→ Problem requirements
Pictures in the records should not be copied, but every other part must be repeated exactly.

# start of Material to process

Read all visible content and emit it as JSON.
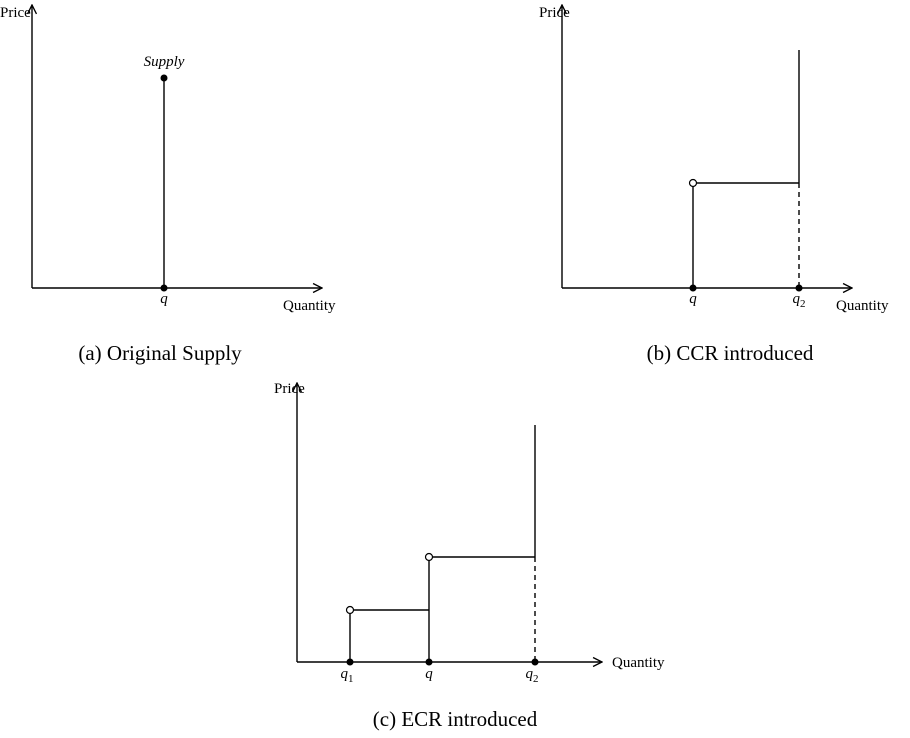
{
  "panels": [
    {
      "y_label": "Price",
      "x_label": "Quantity",
      "curve_label": "Supply",
      "points": [
        {
          "base": "q"
        }
      ],
      "caption": "(a) Original Supply"
    },
    {
      "y_label": "Price",
      "x_label": "Quantity",
      "points": [
        {
          "base": "q"
        },
        {
          "base": "q",
          "sub": "2"
        }
      ],
      "caption": "(b) CCR introduced"
    },
    {
      "y_label": "Price",
      "x_label": "Quantity",
      "points": [
        {
          "base": "q",
          "sub": "1"
        },
        {
          "base": "q"
        },
        {
          "base": "q",
          "sub": "2"
        }
      ],
      "caption": "(c) ECR introduced"
    }
  ]
}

# end of Material to process

→ Solution to this problem
Read all visible content and emit it as JSON.
{
  "panels": [
    {
      "y_label": "Price",
      "x_label": "Quantity",
      "curve_label": "Supply",
      "points": [
        {
          "base": "q"
        }
      ],
      "caption": "(a) Original Supply"
    },
    {
      "y_label": "Price",
      "x_label": "Quantity",
      "points": [
        {
          "base": "q"
        },
        {
          "base": "q",
          "sub": "2"
        }
      ],
      "caption": "(b) CCR introduced"
    },
    {
      "y_label": "Price",
      "x_label": "Quantity",
      "points": [
        {
          "base": "q",
          "sub": "1"
        },
        {
          "base": "q"
        },
        {
          "base": "q",
          "sub": "2"
        }
      ],
      "caption": "(c) ECR introduced"
    }
  ]
}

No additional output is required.